Start
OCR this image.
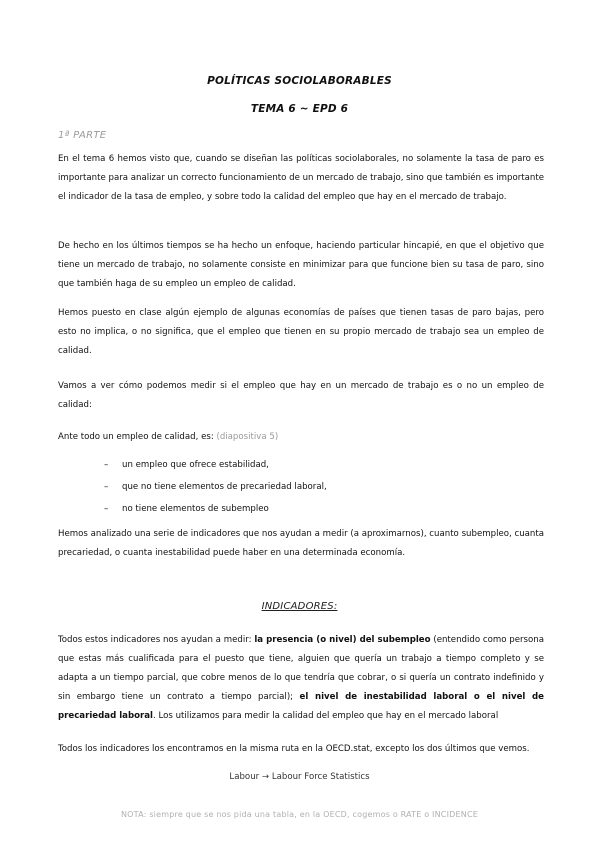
POLÍTICAS SOCIOLABORABLES
TEMA 6 ~ EPD 6
1ª PARTE

En el tema 6 hemos visto que, cuando se diseñan las políticas sociolaborales, no solamente la tasa de paro es importante para analizar un correcto funcionamiento de un mercado de trabajo, sino que también es importante el indicador de la tasa de empleo, y sobre todo la calidad del empleo que hay en el mercado de trabajo.

De hecho en los últimos tiempos se ha hecho un enfoque, haciendo particular hincapié, en que el objetivo que tiene un mercado de trabajo, no solamente consiste en minimizar para que funcione bien su tasa de paro, sino que también haga de su empleo un empleo de calidad.

Hemos puesto en clase algún ejemplo de algunas economías de países que tienen tasas de paro bajas, pero esto no implica, o no significa, que el empleo que tienen en su propio mercado de trabajo sea un empleo de calidad.

Vamos a ver cómo podemos medir si el empleo que hay en un mercado de trabajo es o no un empleo de calidad:

Ante todo un empleo de calidad, es: (diapositiva 5)

–	un empleo que ofrece estabilidad,
–	que no tiene elementos de precariedad laboral,
–	no tiene elementos de subempleo

Hemos analizado una serie de indicadores que nos ayudan a medir (a aproximarnos), cuanto subempleo, cuanta precariedad, o cuanta inestabilidad puede haber en una determinada economía.

INDICADORES:

Todos estos indicadores nos ayudan a medir: la presencia (o nivel) del subempleo (entendido como persona que estas más cualificada para el puesto que tiene, alguien que quería un trabajo a tiempo completo y se adapta a un tiempo parcial, que cobre menos de lo que tendría que cobrar, o si quería un contrato indefinido y sin embargo tiene un contrato a tiempo parcial); el nivel de inestabilidad laboral o el nivel de precariedad laboral. Los utilizamos para medir la calidad del empleo que hay en el mercado laboral

Todos los indicadores los encontramos en la misma ruta en la OECD.stat, excepto los dos últimos que vemos.

Labour → Labour Force Statistics
NOTA: siempre que se nos pida una tabla, en la OECD, cogemos o RATE o INCIDENCE
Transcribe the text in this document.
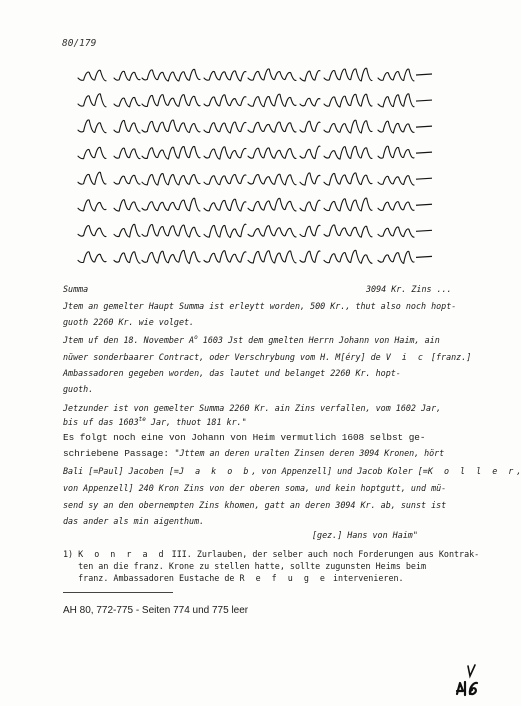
80/179
Summa	3094 Kr. Zins ...
Jtem an gemelter Haupt Summa ist erleytt worden, 500 Kr., thut also noch hopt-
guoth 2260 Kr. wie volget.
Jtem uf den 18. November $A^o$ 1603 Jst dem gmelten Herrn Johann von Haim, ain
nüwer sonderbaarer Contract, oder Verschrybung vom H. M[éry] de V i c [franz.]
Ambassadoren gegeben worden, das lautet und belanget 2260 Kr. hopt-
guoth.
Jetzunder ist von gemelter Summa 2260 Kr. ain Zins verfallen, vom 1602 Jar,
bis uf das $1603^{te}$ Jar, thuot 181 kr."
Es folgt noch eine von Johann von Heim vermutlich 1608 selbst ge-
schriebene Passage: "Jttem an deren uralten Zinsen deren 3094 Kronen, hört
Bali [=Paul] Jacoben [=J a k o b, von Appenzell] und Jacob Koler [=K o l l e r,
von Appenzell] 240 Kron Zins von der oberen soma, und kein hoptgutt, und mü-
send sy an den obernempten Zins khomen, gatt an deren 3094 Kr. ab, sunst ist
das ander als min aigenthum.
[gez.] Hans von Haim"
1) K o n r a d III. Zurlauben, der selber auch noch Forderungen aus Kontrak-
ten an die franz. Krone zu stellen hatte, sollte zugunsten Heims beim
franz. Ambassadoren Eustache de R e f u g e intervenieren.
AH 80, 772-775 - Seiten 774 und 775 leer
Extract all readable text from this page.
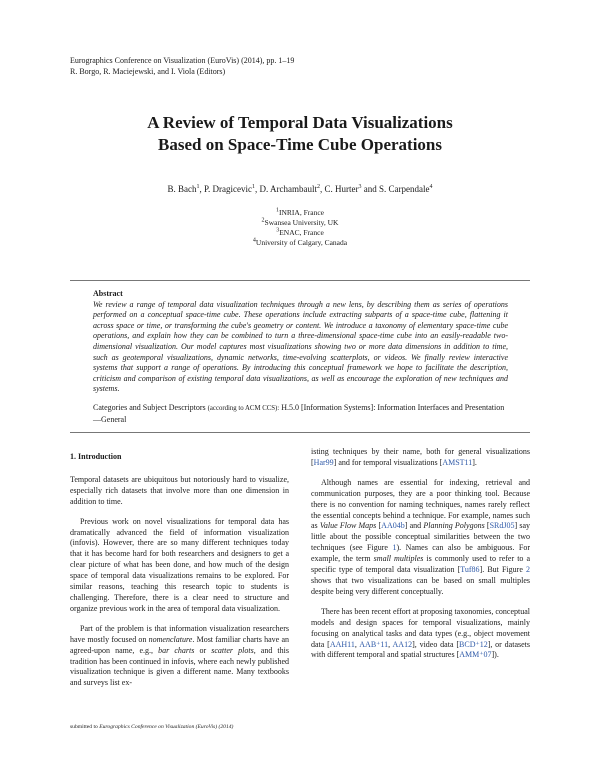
Eurographics Conference on Visualization (EuroVis) (2014), pp. 1–19
R. Borgo, R. Maciejewski, and I. Viola (Editors)
A Review of Temporal Data Visualizations
Based on Space-Time Cube Operations
B. Bach$^1$, P. Dragicevic$^1$, D. Archambault$^2$, C. Hurter$^3$ and S. Carpendale$^4$
$^1$INRIA, France
$^2$Swansea University, UK
$^3$ENAC, France
$^4$University of Calgary, Canada
Abstract
We review a range of temporal data visualization techniques through a new lens, by describing them as series of operations performed on a conceptual space-time cube. These operations include extracting subparts of a space-time cube, flattening it across space or time, or transforming the cube's geometry or content. We introduce a taxonomy of elementary space-time cube operations, and explain how they can be combined to turn a three-dimensional space-time cube into an easily-readable two-dimensional visualization. Our model captures most visualizations showing two or more data dimensions in addition to time, such as geotemporal visualizations, dynamic networks, time-evolving scatterplots, or videos. We finally review interactive systems that support a range of operations. By introducing this conceptual framework we hope to facilitate the description, criticism and comparison of existing temporal data visualizations, as well as encourage the exploration of new techniques and systems.
Categories and Subject Descriptors (according to ACM CCS): H.5.0 [Information Systems]: Information Interfaces and Presentation—General
1. Introduction

Temporal datasets are ubiquitous but notoriously hard to visualize, especially rich datasets that involve more than one dimension in addition to time.

Previous work on novel visualizations for temporal data has dramatically advanced the field of information visualization (infovis). However, there are so many different techniques today that it has become hard for both researchers and designers to get a clear picture of what has been done, and how much of the design space of temporal data visualizations remains to be explored. For similar reasons, teaching this research topic to students is challenging. Therefore, there is a clear need to structure and organize previous work in the area of temporal data visualization.

Part of the problem is that information visualization researchers have mostly focused on nomenclature. Most familiar charts have an agreed-upon name, e.g., bar charts or scatter plots, and this tradition has been continued in infovis, where each newly published visualization technique is given a different name. Many textbooks and surveys list ex-

isting techniques by their name, both for general visualizations [Har99] and for temporal visualizations [AMST11].

Although names are essential for indexing, retrieval and communication purposes, they are a poor thinking tool. Because there is no convention for naming techniques, names rarely reflect the essential concepts behind a technique. For example, names such as Value Flow Maps [AA04b] and Planning Polygons [SRdJ05] say little about the possible conceptual similarities between the two techniques (see Figure 1). Names can also be ambiguous. For example, the term small multiples is commonly used to refer to a specific type of temporal data visualization [Tuf86]. But Figure 2 shows that two visualizations can be based on small multiples despite being very different conceptually.

There has been recent effort at proposing taxonomies, conceptual models and design spaces for temporal visualizations, mainly focusing on analytical tasks and data types (e.g., object movement data [AAH11, AAB⁺11, AA12], video data [BCD⁺12], or datasets with different temporal and spatial structures [AMM⁺07]).

submitted to Eurographics Conference on Visualization (EuroVis) (2014)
End
DO THIS: Show every line from the entries above in which "Ambassadoren" appears.

OUTPUT FOR THIS EXERCISE:
Ambassadoren gegeben worden, das lautet und belanget 2260 Kr. hopt-
franz. Ambassadoren Eustache de R e f u g e intervenieren.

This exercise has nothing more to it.